# Stated problem
Bring together all lines of the material below that contain the string "Katalog".

-------- Material provided

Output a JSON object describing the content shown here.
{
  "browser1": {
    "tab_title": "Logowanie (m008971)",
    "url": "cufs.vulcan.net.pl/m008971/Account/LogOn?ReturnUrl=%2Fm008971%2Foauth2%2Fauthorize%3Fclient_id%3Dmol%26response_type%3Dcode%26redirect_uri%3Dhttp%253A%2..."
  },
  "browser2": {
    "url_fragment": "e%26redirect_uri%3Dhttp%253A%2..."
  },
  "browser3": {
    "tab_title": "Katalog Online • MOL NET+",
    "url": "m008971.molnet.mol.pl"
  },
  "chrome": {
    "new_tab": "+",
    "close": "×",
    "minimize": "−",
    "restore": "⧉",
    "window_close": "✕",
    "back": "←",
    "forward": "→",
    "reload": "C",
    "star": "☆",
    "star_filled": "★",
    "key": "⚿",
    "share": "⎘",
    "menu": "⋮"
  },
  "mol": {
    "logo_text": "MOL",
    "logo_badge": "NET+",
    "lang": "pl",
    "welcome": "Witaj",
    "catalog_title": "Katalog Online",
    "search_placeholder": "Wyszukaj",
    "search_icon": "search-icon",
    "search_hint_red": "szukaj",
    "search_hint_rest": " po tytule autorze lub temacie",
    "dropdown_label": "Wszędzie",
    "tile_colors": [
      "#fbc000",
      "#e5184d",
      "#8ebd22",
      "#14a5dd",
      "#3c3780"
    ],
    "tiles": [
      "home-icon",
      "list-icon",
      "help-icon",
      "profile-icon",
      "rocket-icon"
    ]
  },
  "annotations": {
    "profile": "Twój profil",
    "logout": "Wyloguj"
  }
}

----------------

# Output of the task
    "tab_title": "Katalog Online • MOL NET+",
    "catalog_title": "Katalog Online",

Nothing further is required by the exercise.